::: DATA IN THIS EXERCISE
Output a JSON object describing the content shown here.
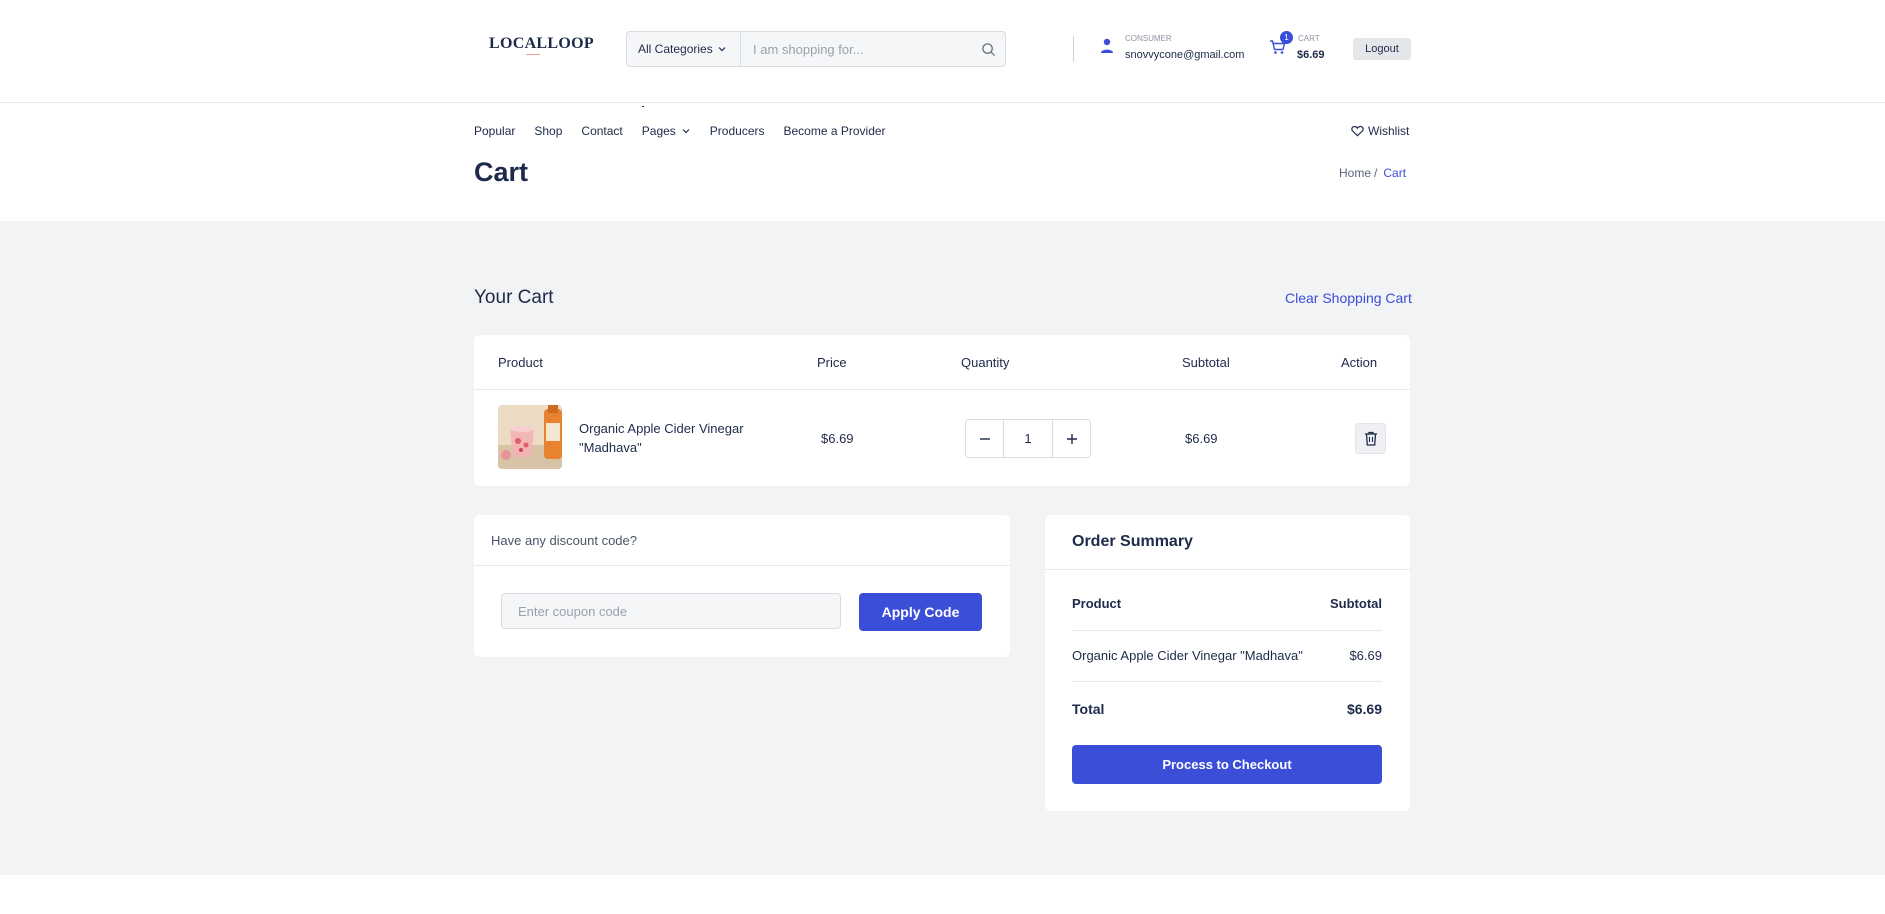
{
  "header": {
    "logo": "LOCALLOOP",
    "search": {
      "category": "All Categories",
      "placeholder": "I am shopping for..."
    },
    "user": {
      "role": "CONSUMER",
      "email": "snovvycone@gmail.com"
    },
    "cart": {
      "badge": "1",
      "label": "CART",
      "amount": "$6.69"
    },
    "logout": "Logout"
  },
  "nav": {
    "items": [
      "Popular",
      "Shop",
      "Contact",
      "Pages",
      "Producers",
      "Become a Provider"
    ],
    "wishlist": "Wishlist"
  },
  "page": {
    "title": "Cart",
    "breadcrumb": {
      "home": "Home",
      "separator": "/",
      "current": "Cart"
    }
  },
  "cart": {
    "heading": "Your Cart",
    "clear_label": "Clear Shopping Cart",
    "columns": [
      "Product",
      "Price",
      "Quantity",
      "Subtotal",
      "Action"
    ],
    "items": [
      {
        "name": "Organic Apple Cider Vinegar \"Madhava\"",
        "price": "$6.69",
        "quantity": "1",
        "subtotal": "$6.69"
      }
    ]
  },
  "discount": {
    "title": "Have any discount code?",
    "placeholder": "Enter coupon code",
    "apply_label": "Apply Code"
  },
  "summary": {
    "title": "Order Summary",
    "header_product": "Product",
    "header_subtotal": "Subtotal",
    "items": [
      {
        "name": "Organic Apple Cider Vinegar \"Madhava\"",
        "subtotal": "$6.69"
      }
    ],
    "total_label": "Total",
    "total_value": "$6.69",
    "checkout_label": "Process to Checkout"
  },
  "colors": {
    "accent": "#3a4ed8",
    "text": "#1e2a4a",
    "background": "#f2f3f5"
  }
}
::::::
# DO THIS
Reproduce the records verbatim, omitting all images they contain.

# SOLUTION
Output a JSON object describing the content shown here.
{
  "header": {
    "logo": "LOCALLOOP",
    "search": {
      "category": "All Categories",
      "placeholder": "I am shopping for..."
    },
    "user": {
      "role": "CONSUMER",
      "email": "snovvycone@gmail.com"
    },
    "cart": {
      "badge": "1",
      "label": "CART",
      "amount": "$6.69"
    },
    "logout": "Logout"
  },
  "nav": {
    "items": [
      "Popular",
      "Shop",
      "Contact",
      "Pages",
      "Producers",
      "Become a Provider"
    ],
    "wishlist": "Wishlist"
  },
  "page": {
    "title": "Cart",
    "breadcrumb": {
      "home": "Home",
      "separator": "/",
      "current": "Cart"
    }
  },
  "cart": {
    "heading": "Your Cart",
    "clear_label": "Clear Shopping Cart",
    "columns": [
      "Product",
      "Price",
      "Quantity",
      "Subtotal",
      "Action"
    ],
    "items": [
      {
        "name": "Organic Apple Cider Vinegar \"Madhava\"",
        "price": "$6.69",
        "quantity": "1",
        "subtotal": "$6.69"
      }
    ]
  },
  "discount": {
    "title": "Have any discount code?",
    "placeholder": "Enter coupon code",
    "apply_label": "Apply Code"
  },
  "summary": {
    "title": "Order Summary",
    "header_product": "Product",
    "header_subtotal": "Subtotal",
    "items": [
      {
        "name": "Organic Apple Cider Vinegar \"Madhava\"",
        "subtotal": "$6.69"
      }
    ],
    "total_label": "Total",
    "total_value": "$6.69",
    "checkout_label": "Process to Checkout"
  },
  "colors": {
    "accent": "#3a4ed8",
    "text": "#1e2a4a",
    "background": "#f2f3f5"
  }
}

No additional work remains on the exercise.